:: JOB ::
Check every line of the material below for the string "nominal", and return the ones that have it.

:: GIVEN RECORDS ::
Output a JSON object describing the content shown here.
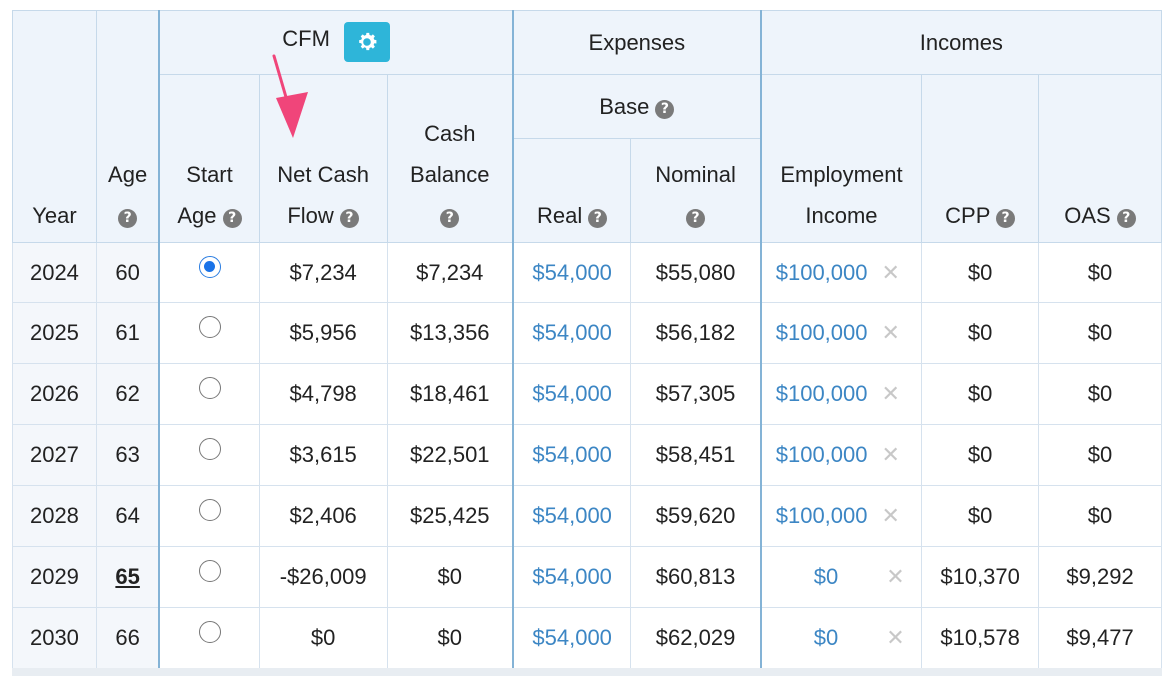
{
  "header": {
    "year": "Year",
    "age": "Age",
    "cfm": "CFM",
    "start_age_l1": "Start",
    "start_age_l2": "Age",
    "net_cash_l1": "Net Cash",
    "net_cash_l2": "Flow",
    "cash_balance_l1": "Cash",
    "cash_balance_l2": "Balance",
    "expenses": "Expenses",
    "base": "Base",
    "real": "Real",
    "nominal": "Nominal",
    "incomes": "Incomes",
    "employment_l1": "Employment",
    "employment_l2": "Income",
    "cpp": "CPP",
    "oas": "OAS"
  },
  "colors": {
    "link_blue": "#3c86c4",
    "gear_bg": "#2eb5d9",
    "arrow": "#f0457a",
    "radio_selected": "#1a73e8"
  },
  "selected_start_row": 0,
  "rows": [
    {
      "year": "2024",
      "age": "60",
      "net": "$7,234",
      "cash": "$7,234",
      "real": "$54,000",
      "nominal": "$55,080",
      "emp": "$100,000",
      "cpp": "$0",
      "oas": "$0"
    },
    {
      "year": "2025",
      "age": "61",
      "net": "$5,956",
      "cash": "$13,356",
      "real": "$54,000",
      "nominal": "$56,182",
      "emp": "$100,000",
      "cpp": "$0",
      "oas": "$0"
    },
    {
      "year": "2026",
      "age": "62",
      "net": "$4,798",
      "cash": "$18,461",
      "real": "$54,000",
      "nominal": "$57,305",
      "emp": "$100,000",
      "cpp": "$0",
      "oas": "$0"
    },
    {
      "year": "2027",
      "age": "63",
      "net": "$3,615",
      "cash": "$22,501",
      "real": "$54,000",
      "nominal": "$58,451",
      "emp": "$100,000",
      "cpp": "$0",
      "oas": "$0"
    },
    {
      "year": "2028",
      "age": "64",
      "net": "$2,406",
      "cash": "$25,425",
      "real": "$54,000",
      "nominal": "$59,620",
      "emp": "$100,000",
      "cpp": "$0",
      "oas": "$0"
    },
    {
      "year": "2029",
      "age": "65",
      "net": "-$26,009",
      "cash": "$0",
      "real": "$54,000",
      "nominal": "$60,813",
      "emp": "$0",
      "cpp": "$10,370",
      "oas": "$9,292"
    },
    {
      "year": "2030",
      "age": "66",
      "net": "$0",
      "cash": "$0",
      "real": "$54,000",
      "nominal": "$62,029",
      "emp": "$0",
      "cpp": "$10,578",
      "oas": "$9,477"
    }
  ]
}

:: SOLUTION FOR THIS PROBLEM ::
    "nominal": "Nominal",
      "nominal": "$55,080",
      "nominal": "$56,182",
      "nominal": "$57,305",
      "nominal": "$58,451",
      "nominal": "$59,620",
      "nominal": "$60,813",
      "nominal": "$62,029",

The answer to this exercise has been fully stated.